Reproduce the material in full, exactly as written.

***** Data supplied *****

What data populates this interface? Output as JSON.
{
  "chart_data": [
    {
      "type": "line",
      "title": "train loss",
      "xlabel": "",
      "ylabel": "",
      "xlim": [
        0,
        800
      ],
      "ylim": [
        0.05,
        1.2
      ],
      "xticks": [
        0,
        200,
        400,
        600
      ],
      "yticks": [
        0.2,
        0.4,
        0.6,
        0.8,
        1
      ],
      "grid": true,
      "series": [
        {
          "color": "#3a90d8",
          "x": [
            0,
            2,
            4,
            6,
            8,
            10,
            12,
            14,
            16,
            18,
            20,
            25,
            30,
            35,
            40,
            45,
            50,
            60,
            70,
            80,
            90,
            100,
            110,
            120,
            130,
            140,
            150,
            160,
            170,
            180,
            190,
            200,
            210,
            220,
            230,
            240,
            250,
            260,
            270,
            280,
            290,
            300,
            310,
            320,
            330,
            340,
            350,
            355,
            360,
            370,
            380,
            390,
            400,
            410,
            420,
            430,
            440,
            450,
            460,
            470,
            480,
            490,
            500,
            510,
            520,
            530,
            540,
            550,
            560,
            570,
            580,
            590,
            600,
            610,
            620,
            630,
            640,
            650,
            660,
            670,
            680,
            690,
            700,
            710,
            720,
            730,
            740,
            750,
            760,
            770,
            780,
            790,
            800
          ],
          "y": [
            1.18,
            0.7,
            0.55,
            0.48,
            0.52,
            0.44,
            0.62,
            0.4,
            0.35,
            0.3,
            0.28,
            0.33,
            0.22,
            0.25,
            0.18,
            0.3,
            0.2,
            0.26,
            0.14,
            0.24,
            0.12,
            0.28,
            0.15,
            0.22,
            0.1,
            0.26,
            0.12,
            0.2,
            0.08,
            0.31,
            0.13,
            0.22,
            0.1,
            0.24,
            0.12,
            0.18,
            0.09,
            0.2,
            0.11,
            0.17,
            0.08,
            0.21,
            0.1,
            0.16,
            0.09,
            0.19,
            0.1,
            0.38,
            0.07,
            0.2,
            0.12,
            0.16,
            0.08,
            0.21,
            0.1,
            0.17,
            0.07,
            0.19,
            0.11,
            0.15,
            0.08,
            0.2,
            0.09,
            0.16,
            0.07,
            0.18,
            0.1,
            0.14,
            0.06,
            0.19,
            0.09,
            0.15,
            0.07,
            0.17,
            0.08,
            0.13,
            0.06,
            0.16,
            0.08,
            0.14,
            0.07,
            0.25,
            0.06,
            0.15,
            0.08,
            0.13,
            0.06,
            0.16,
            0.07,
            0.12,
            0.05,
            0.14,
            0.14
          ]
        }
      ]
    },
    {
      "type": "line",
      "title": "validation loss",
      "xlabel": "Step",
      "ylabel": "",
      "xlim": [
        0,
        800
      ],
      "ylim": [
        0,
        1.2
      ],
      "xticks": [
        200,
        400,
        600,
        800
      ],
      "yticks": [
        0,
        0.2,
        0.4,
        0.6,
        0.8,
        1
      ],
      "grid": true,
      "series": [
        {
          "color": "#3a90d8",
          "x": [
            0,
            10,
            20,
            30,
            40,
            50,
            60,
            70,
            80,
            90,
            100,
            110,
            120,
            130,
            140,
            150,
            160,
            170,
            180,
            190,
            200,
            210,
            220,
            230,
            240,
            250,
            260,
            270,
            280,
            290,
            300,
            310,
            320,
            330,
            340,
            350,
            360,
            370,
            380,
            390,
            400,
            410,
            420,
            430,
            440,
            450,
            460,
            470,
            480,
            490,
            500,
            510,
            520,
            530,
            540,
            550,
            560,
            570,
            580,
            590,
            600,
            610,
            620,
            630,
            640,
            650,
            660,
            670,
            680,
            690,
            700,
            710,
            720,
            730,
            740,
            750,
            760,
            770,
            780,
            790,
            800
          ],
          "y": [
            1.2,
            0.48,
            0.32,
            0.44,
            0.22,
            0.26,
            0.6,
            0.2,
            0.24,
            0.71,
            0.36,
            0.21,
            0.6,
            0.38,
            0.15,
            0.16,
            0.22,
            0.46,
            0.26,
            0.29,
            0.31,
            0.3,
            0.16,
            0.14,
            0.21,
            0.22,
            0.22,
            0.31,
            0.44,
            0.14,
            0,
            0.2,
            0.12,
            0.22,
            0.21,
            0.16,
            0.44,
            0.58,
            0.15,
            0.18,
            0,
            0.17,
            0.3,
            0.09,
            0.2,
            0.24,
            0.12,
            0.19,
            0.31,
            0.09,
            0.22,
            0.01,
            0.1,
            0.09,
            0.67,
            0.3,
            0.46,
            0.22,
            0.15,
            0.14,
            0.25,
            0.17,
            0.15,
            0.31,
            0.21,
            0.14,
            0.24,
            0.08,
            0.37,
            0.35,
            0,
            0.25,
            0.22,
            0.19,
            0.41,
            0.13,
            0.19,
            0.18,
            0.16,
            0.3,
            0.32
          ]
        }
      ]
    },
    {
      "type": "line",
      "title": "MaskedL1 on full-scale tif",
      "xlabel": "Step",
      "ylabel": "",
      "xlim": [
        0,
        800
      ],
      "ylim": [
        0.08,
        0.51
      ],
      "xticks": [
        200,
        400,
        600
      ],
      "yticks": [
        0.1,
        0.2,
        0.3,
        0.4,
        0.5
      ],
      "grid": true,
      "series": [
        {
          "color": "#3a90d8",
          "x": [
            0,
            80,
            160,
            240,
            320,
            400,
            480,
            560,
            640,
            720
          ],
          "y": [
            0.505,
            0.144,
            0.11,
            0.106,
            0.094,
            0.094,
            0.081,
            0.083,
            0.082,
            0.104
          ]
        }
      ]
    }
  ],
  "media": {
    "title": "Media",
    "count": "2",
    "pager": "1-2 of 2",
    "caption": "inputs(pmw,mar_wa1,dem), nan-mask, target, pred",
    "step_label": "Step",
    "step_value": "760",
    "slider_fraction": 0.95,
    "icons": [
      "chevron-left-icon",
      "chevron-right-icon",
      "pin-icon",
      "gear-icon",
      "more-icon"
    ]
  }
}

*****

**Exercise answer**:
What data populates this interface? Output as JSON.
{
  "chart_data": [
    {
      "type": "line",
      "title": "train loss",
      "xlabel": "",
      "ylabel": "",
      "xlim": [
        0,
        800
      ],
      "ylim": [
        0.05,
        1.2
      ],
      "xticks": [
        0,
        200,
        400,
        600
      ],
      "yticks": [
        0.2,
        0.4,
        0.6,
        0.8,
        1
      ],
      "grid": true,
      "series": [
        {
          "color": "#3a90d8",
          "x": [
            0,
            2,
            4,
            6,
            8,
            10,
            12,
            14,
            16,
            18,
            20,
            25,
            30,
            35,
            40,
            45,
            50,
            60,
            70,
            80,
            90,
            100,
            110,
            120,
            130,
            140,
            150,
            160,
            170,
            180,
            190,
            200,
            210,
            220,
            230,
            240,
            250,
            260,
            270,
            280,
            290,
            300,
            310,
            320,
            330,
            340,
            350,
            355,
            360,
            370,
            380,
            390,
            400,
            410,
            420,
            430,
            440,
            450,
            460,
            470,
            480,
            490,
            500,
            510,
            520,
            530,
            540,
            550,
            560,
            570,
            580,
            590,
            600,
            610,
            620,
            630,
            640,
            650,
            660,
            670,
            680,
            690,
            700,
            710,
            720,
            730,
            740,
            750,
            760,
            770,
            780,
            790,
            800
          ],
          "y": [
            1.18,
            0.7,
            0.55,
            0.48,
            0.52,
            0.44,
            0.62,
            0.4,
            0.35,
            0.3,
            0.28,
            0.33,
            0.22,
            0.25,
            0.18,
            0.3,
            0.2,
            0.26,
            0.14,
            0.24,
            0.12,
            0.28,
            0.15,
            0.22,
            0.1,
            0.26,
            0.12,
            0.2,
            0.08,
            0.31,
            0.13,
            0.22,
            0.1,
            0.24,
            0.12,
            0.18,
            0.09,
            0.2,
            0.11,
            0.17,
            0.08,
            0.21,
            0.1,
            0.16,
            0.09,
            0.19,
            0.1,
            0.38,
            0.07,
            0.2,
            0.12,
            0.16,
            0.08,
            0.21,
            0.1,
            0.17,
            0.07,
            0.19,
            0.11,
            0.15,
            0.08,
            0.2,
            0.09,
            0.16,
            0.07,
            0.18,
            0.1,
            0.14,
            0.06,
            0.19,
            0.09,
            0.15,
            0.07,
            0.17,
            0.08,
            0.13,
            0.06,
            0.16,
            0.08,
            0.14,
            0.07,
            0.25,
            0.06,
            0.15,
            0.08,
            0.13,
            0.06,
            0.16,
            0.07,
            0.12,
            0.05,
            0.14,
            0.14
          ]
        }
      ]
    },
    {
      "type": "line",
      "title": "validation loss",
      "xlabel": "Step",
      "ylabel": "",
      "xlim": [
        0,
        800
      ],
      "ylim": [
        0,
        1.2
      ],
      "xticks": [
        200,
        400,
        600,
        800
      ],
      "yticks": [
        0,
        0.2,
        0.4,
        0.6,
        0.8,
        1
      ],
      "grid": true,
      "series": [
        {
          "color": "#3a90d8",
          "x": [
            0,
            10,
            20,
            30,
            40,
            50,
            60,
            70,
            80,
            90,
            100,
            110,
            120,
            130,
            140,
            150,
            160,
            170,
            180,
            190,
            200,
            210,
            220,
            230,
            240,
            250,
            260,
            270,
            280,
            290,
            300,
            310,
            320,
            330,
            340,
            350,
            360,
            370,
            380,
            390,
            400,
            410,
            420,
            430,
            440,
            450,
            460,
            470,
            480,
            490,
            500,
            510,
            520,
            530,
            540,
            550,
            560,
            570,
            580,
            590,
            600,
            610,
            620,
            630,
            640,
            650,
            660,
            670,
            680,
            690,
            700,
            710,
            720,
            730,
            740,
            750,
            760,
            770,
            780,
            790,
            800
          ],
          "y": [
            1.2,
            0.48,
            0.32,
            0.44,
            0.22,
            0.26,
            0.6,
            0.2,
            0.24,
            0.71,
            0.36,
            0.21,
            0.6,
            0.38,
            0.15,
            0.16,
            0.22,
            0.46,
            0.26,
            0.29,
            0.31,
            0.3,
            0.16,
            0.14,
            0.21,
            0.22,
            0.22,
            0.31,
            0.44,
            0.14,
            0,
            0.2,
            0.12,
            0.22,
            0.21,
            0.16,
            0.44,
            0.58,
            0.15,
            0.18,
            0,
            0.17,
            0.3,
            0.09,
            0.2,
            0.24,
            0.12,
            0.19,
            0.31,
            0.09,
            0.22,
            0.01,
            0.1,
            0.09,
            0.67,
            0.3,
            0.46,
            0.22,
            0.15,
            0.14,
            0.25,
            0.17,
            0.15,
            0.31,
            0.21,
            0.14,
            0.24,
            0.08,
            0.37,
            0.35,
            0,
            0.25,
            0.22,
            0.19,
            0.41,
            0.13,
            0.19,
            0.18,
            0.16,
            0.3,
            0.32
          ]
        }
      ]
    },
    {
      "type": "line",
      "title": "MaskedL1 on full-scale tif",
      "xlabel": "Step",
      "ylabel": "",
      "xlim": [
        0,
        800
      ],
      "ylim": [
        0.08,
        0.51
      ],
      "xticks": [
        200,
        400,
        600
      ],
      "yticks": [
        0.1,
        0.2,
        0.3,
        0.4,
        0.5
      ],
      "grid": true,
      "series": [
        {
          "color": "#3a90d8",
          "x": [
            0,
            80,
            160,
            240,
            320,
            400,
            480,
            560,
            640,
            720
          ],
          "y": [
            0.505,
            0.144,
            0.11,
            0.106,
            0.094,
            0.094,
            0.081,
            0.083,
            0.082,
            0.104
          ]
        }
      ]
    }
  ],
  "media": {
    "title": "Media",
    "count": "2",
    "pager": "1-2 of 2",
    "caption": "inputs(pmw,mar_wa1,dem), nan-mask, target, pred",
    "step_label": "Step",
    "step_value": "760",
    "slider_fraction": 0.95,
    "icons": [
      "chevron-left-icon",
      "chevron-right-icon",
      "pin-icon",
      "gear-icon",
      "more-icon"
    ]
  }
}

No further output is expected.